Action item:
Repeat the listing exactly, line by line, and leave the pictures behind.

Dataset excerpts:
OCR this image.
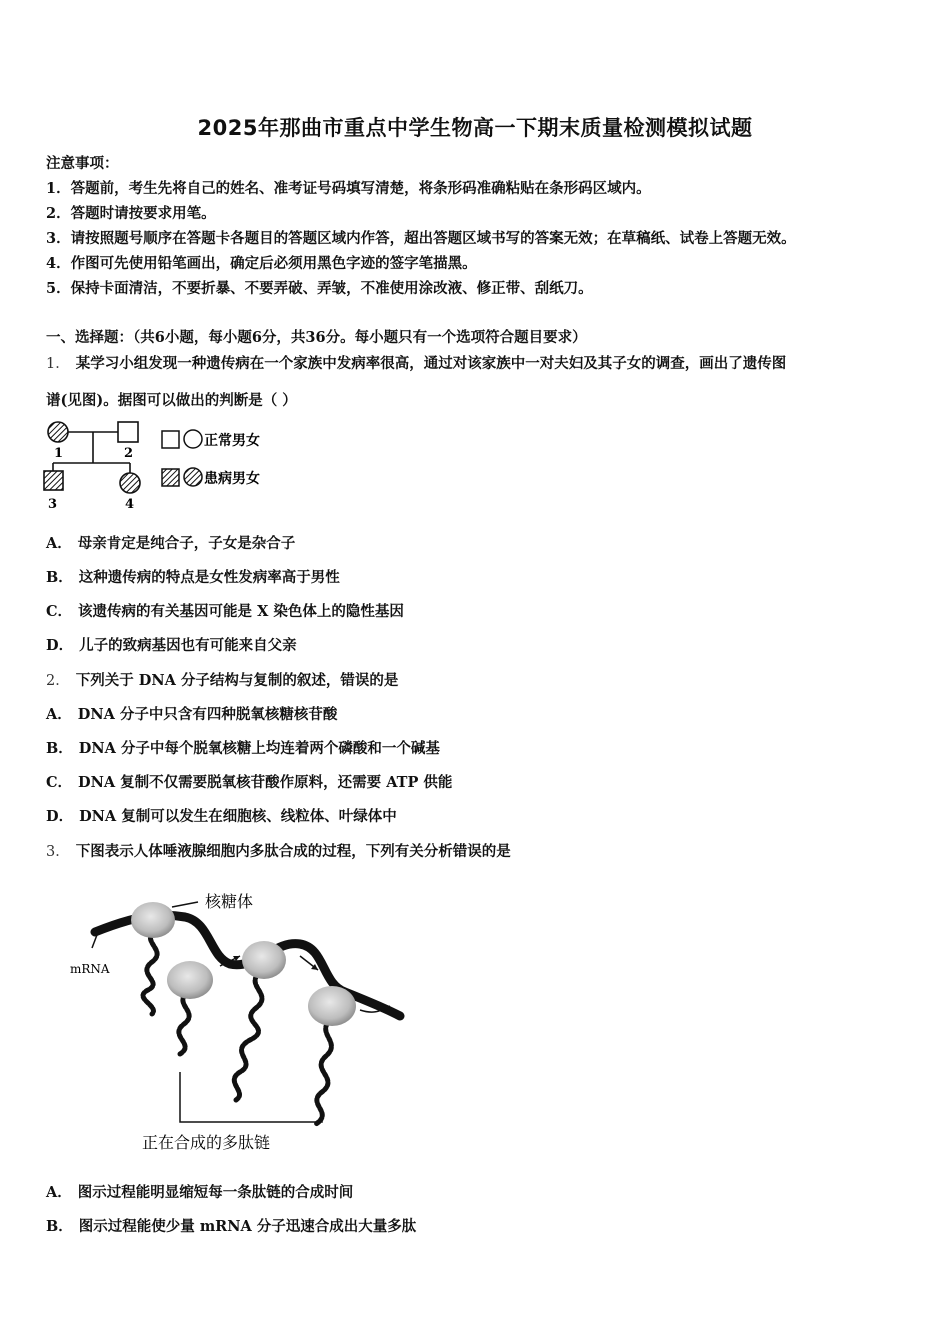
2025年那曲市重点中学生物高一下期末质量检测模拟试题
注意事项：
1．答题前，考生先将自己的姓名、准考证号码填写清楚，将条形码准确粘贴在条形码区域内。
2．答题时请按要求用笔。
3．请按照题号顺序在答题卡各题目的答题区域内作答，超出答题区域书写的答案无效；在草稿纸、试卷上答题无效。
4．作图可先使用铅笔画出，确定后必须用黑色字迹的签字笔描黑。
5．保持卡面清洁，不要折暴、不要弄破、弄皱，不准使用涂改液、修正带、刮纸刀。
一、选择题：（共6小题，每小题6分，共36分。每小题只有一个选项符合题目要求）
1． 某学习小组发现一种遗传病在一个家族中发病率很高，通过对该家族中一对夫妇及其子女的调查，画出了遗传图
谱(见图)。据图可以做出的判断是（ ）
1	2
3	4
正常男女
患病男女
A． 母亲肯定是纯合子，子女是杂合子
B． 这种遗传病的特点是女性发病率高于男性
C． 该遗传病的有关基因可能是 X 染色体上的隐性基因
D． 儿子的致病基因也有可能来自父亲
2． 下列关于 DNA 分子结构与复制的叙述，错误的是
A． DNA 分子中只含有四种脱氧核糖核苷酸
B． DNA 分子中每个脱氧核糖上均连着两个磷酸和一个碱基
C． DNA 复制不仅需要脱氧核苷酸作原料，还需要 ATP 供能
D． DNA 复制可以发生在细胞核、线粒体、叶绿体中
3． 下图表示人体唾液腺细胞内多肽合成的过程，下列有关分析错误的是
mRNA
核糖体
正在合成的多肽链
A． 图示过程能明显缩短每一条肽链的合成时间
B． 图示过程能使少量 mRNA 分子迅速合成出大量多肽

Exercise result:
OCR this image.
2025年那曲市重点中学生物高一下期末质量检测模拟试题
注意事项：
1．答题前，考生先将自己的姓名、准考证号码填写清楚，将条形码准确粘贴在条形码区域内。
2．答题时请按要求用笔。
3．请按照题号顺序在答题卡各题目的答题区域内作答，超出答题区域书写的答案无效；在草稿纸、试卷上答题无效。
4．作图可先使用铅笔画出，确定后必须用黑色字迹的签字笔描黑。
5．保持卡面清洁，不要折暴、不要弄破、弄皱，不准使用涂改液、修正带、刮纸刀。
一、选择题：（共6小题，每小题6分，共36分。每小题只有一个选项符合题目要求）
1． 某学习小组发现一种遗传病在一个家族中发病率很高，通过对该家族中一对夫妇及其子女的调查，画出了遗传图
谱(见图)。据图可以做出的判断是（ ）
1	2
3	4
正常男女
患病男女
A． 母亲肯定是纯合子，子女是杂合子
B． 这种遗传病的特点是女性发病率高于男性
C． 该遗传病的有关基因可能是 X 染色体上的隐性基因
D． 儿子的致病基因也有可能来自父亲
2． 下列关于 DNA 分子结构与复制的叙述，错误的是
A． DNA 分子中只含有四种脱氧核糖核苷酸
B． DNA 分子中每个脱氧核糖上均连着两个磷酸和一个碱基
C． DNA 复制不仅需要脱氧核苷酸作原料，还需要 ATP 供能
D． DNA 复制可以发生在细胞核、线粒体、叶绿体中
3． 下图表示人体唾液腺细胞内多肽合成的过程，下列有关分析错误的是
mRNA
核糖体
正在合成的多肽链
A． 图示过程能明显缩短每一条肽链的合成时间
B． 图示过程能使少量 mRNA 分子迅速合成出大量多肽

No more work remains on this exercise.